== Records for this exercise ==

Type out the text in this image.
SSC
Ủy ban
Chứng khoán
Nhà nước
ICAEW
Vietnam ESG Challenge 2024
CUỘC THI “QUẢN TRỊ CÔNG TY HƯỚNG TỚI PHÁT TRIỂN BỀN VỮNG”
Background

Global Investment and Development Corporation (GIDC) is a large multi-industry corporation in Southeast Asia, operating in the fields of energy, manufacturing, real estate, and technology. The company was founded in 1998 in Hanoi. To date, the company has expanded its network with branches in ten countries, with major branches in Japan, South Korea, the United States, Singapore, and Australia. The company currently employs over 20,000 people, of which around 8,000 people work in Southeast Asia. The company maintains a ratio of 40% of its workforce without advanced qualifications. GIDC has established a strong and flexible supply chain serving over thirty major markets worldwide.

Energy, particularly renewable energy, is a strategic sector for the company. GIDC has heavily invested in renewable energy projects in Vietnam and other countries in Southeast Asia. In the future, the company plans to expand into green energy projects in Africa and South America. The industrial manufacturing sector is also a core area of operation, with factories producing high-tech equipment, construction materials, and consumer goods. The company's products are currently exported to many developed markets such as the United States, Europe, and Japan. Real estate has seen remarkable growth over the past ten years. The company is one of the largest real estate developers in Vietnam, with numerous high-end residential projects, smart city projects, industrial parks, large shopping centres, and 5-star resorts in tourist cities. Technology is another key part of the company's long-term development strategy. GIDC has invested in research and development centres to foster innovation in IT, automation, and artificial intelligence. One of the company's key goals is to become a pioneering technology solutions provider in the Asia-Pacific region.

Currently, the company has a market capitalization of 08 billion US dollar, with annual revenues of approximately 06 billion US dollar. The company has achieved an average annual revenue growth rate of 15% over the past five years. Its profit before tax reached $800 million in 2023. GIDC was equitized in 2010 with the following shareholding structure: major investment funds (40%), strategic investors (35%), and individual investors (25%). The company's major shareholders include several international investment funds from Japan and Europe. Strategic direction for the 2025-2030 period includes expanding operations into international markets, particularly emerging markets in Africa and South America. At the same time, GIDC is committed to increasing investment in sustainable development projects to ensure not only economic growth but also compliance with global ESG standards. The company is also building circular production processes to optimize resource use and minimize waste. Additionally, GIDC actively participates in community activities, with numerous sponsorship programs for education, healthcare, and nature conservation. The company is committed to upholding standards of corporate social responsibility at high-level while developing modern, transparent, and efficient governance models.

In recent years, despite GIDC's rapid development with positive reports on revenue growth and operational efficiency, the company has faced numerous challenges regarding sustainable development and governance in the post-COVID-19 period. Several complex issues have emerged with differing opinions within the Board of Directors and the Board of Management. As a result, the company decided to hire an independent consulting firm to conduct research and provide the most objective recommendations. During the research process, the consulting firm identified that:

===

Print again each line of the listing above, exactly as it appears.

Type out the text in this image.
SSC
Ủy ban
Chứng khoán
Nhà nước
ICAEW
Vietnam ESG Challenge 2024
CUỘC THI “QUẢN TRỊ CÔNG TY HƯỚNG TỚI PHÁT TRIỂN BỀN VỮNG”
Background

Global Investment and Development Corporation (GIDC) is a large multi-industry corporation in Southeast Asia, operating in the fields of energy, manufacturing, real estate, and technology. The company was founded in 1998 in Hanoi. To date, the company has expanded its network with branches in ten countries, with major branches in Japan, South Korea, the United States, Singapore, and Australia. The company currently employs over 20,000 people, of which around 8,000 people work in Southeast Asia. The company maintains a ratio of 40% of its workforce without advanced qualifications. GIDC has established a strong and flexible supply chain serving over thirty major markets worldwide.

Energy, particularly renewable energy, is a strategic sector for the company. GIDC has heavily invested in renewable energy projects in Vietnam and other countries in Southeast Asia. In the future, the company plans to expand into green energy projects in Africa and South America. The industrial manufacturing sector is also a core area of operation, with factories producing high-tech equipment, construction materials, and consumer goods. The company's products are currently exported to many developed markets such as the United States, Europe, and Japan. Real estate has seen remarkable growth over the past ten years. The company is one of the largest real estate developers in Vietnam, with numerous high-end residential projects, smart city projects, industrial parks, large shopping centres, and 5-star resorts in tourist cities. Technology is another key part of the company's long-term development strategy. GIDC has invested in research and development centres to foster innovation in IT, automation, and artificial intelligence. One of the company's key goals is to become a pioneering technology solutions provider in the Asia-Pacific region.

Currently, the company has a market capitalization of 08 billion US dollar, with annual revenues of approximately 06 billion US dollar. The company has achieved an average annual revenue growth rate of 15% over the past five years. Its profit before tax reached $800 million in 2023. GIDC was equitized in 2010 with the following shareholding structure: major investment funds (40%), strategic investors (35%), and individual investors (25%). The company's major shareholders include several international investment funds from Japan and Europe. Strategic direction for the 2025-2030 period includes expanding operations into international markets, particularly emerging markets in Africa and South America. At the same time, GIDC is committed to increasing investment in sustainable development projects to ensure not only economic growth but also compliance with global ESG standards. The company is also building circular production processes to optimize resource use and minimize waste. Additionally, GIDC actively participates in community activities, with numerous sponsorship programs for education, healthcare, and nature conservation. The company is committed to upholding standards of corporate social responsibility at high-level while developing modern, transparent, and efficient governance models.

In recent years, despite GIDC's rapid development with positive reports on revenue growth and operational efficiency, the company has faced numerous challenges regarding sustainable development and governance in the post-COVID-19 period. Several complex issues have emerged with differing opinions within the Board of Directors and the Board of Management. As a result, the company decided to hire an independent consulting firm to conduct research and provide the most objective recommendations. During the research process, the consulting firm identified that:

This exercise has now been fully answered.